##### Given passage
To initiate the automated data ingestion process for the experiment social0.2-aeon3
, we need to first insert an entry for the experiment into the AutomatedExperimentIngestion
table:
AutomatedExperimentIngestion.insert1(
{"experiment_name": "social0.2-aeon3"}, skip_duplicates=True
)
Ingestion and processing of acquisition-related data for the experiment social0.2-aeon3
can now be initiated by running:
acquisition_worker.run()
Likewise, ingestion and processing of all data streams for the experiment social0.2-aeon3
can be initiated by running:
streams_worker.run()
Finally, for data analysis, run:
analysis_worker.run()
Once the data ingestion and processing routines are complete, we can begin querying the data from the pipeline.
##########
##### Raw data
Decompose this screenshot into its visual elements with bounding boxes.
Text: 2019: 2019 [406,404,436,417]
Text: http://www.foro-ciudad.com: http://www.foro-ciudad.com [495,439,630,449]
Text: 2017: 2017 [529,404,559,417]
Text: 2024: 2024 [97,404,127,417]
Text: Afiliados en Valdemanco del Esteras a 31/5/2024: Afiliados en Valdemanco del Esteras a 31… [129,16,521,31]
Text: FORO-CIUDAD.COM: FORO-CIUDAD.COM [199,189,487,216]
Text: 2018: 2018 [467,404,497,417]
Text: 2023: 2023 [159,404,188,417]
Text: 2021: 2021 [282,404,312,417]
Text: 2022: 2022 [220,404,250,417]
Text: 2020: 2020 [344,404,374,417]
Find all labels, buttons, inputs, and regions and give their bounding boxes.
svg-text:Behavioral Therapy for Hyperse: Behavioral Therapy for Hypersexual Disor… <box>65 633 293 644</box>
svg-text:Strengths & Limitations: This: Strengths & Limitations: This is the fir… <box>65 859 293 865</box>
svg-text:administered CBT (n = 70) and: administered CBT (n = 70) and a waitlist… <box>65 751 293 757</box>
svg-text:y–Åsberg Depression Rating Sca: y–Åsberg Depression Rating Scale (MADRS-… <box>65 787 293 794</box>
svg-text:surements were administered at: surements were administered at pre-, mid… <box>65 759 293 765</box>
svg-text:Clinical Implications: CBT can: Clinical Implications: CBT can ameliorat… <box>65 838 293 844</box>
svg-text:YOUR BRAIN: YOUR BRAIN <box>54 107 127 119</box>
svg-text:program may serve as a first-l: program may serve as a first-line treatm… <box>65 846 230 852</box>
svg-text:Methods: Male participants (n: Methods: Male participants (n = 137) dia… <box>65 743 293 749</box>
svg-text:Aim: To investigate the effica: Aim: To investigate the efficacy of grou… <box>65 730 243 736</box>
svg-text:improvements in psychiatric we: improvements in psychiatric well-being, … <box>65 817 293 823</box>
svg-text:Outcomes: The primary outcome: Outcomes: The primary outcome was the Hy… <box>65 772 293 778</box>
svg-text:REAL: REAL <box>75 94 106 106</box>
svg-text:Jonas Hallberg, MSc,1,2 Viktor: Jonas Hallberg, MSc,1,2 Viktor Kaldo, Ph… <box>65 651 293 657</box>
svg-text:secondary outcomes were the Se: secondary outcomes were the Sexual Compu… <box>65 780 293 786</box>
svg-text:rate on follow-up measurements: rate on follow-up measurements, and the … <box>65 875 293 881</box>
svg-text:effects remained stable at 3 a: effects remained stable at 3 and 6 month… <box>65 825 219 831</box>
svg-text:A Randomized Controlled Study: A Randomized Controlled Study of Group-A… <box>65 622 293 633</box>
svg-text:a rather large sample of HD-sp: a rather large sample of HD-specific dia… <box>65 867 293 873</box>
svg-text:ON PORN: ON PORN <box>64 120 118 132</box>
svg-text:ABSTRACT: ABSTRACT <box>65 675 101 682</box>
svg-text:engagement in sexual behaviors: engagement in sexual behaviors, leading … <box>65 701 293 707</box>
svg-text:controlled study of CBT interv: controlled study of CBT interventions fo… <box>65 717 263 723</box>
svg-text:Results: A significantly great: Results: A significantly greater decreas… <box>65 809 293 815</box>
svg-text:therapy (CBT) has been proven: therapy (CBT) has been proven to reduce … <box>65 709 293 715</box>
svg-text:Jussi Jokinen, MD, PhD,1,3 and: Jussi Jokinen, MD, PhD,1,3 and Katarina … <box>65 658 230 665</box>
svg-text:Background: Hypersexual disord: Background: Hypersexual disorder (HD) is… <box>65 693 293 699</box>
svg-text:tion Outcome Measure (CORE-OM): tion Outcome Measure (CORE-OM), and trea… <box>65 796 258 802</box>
##########
→ Required work: According to the pipeline setup instructions, which table must receive an entry for the experiment before automated data ingestion can begin?

→ Answer for the task: The AutomatedExperimentIngestion table.